* **What is being asked**
Identify each line in the listing below that contains the string "我存了半年的工资". Case counts.

(Data entries)

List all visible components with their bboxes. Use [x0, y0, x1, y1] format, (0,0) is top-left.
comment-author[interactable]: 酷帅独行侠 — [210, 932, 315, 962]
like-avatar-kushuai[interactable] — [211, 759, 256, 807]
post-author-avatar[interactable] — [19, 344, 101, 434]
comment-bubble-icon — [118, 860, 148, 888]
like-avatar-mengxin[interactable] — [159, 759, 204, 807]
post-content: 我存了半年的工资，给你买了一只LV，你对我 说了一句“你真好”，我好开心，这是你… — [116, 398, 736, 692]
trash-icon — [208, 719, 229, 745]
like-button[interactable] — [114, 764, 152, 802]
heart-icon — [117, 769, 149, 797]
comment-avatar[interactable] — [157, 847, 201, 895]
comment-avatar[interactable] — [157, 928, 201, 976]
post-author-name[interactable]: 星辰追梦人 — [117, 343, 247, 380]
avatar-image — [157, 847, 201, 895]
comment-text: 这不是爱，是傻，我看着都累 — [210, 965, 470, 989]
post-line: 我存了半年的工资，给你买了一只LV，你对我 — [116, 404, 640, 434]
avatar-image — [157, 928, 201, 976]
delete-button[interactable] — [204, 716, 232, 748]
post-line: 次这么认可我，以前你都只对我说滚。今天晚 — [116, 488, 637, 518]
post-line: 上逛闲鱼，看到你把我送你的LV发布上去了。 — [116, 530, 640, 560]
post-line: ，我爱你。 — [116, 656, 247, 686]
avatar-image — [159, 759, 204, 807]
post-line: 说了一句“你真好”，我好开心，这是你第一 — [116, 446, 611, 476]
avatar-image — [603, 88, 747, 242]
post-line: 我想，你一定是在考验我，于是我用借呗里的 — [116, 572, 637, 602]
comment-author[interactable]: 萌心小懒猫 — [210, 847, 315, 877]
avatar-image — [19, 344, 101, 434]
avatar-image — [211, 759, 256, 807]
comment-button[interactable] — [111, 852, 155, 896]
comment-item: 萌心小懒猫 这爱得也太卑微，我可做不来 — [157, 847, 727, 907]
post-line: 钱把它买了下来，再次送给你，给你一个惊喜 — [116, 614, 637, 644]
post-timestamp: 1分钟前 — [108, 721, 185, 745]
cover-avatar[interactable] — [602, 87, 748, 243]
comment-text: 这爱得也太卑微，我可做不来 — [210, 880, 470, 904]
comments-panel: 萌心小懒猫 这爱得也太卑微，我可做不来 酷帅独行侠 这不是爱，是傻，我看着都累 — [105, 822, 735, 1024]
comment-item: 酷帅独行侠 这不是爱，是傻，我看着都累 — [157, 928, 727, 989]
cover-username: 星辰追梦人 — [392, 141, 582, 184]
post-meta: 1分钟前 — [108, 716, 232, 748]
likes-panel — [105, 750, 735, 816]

* **The reply**
post-content: 我存了半年的工资，给你买了一只LV，你对我 说了一句“你真好”，我好开心，这是你… — [116, 398, 736, 692]
post-line: 我存了半年的工资，给你买了一只LV，你对我 — [116, 404, 640, 434]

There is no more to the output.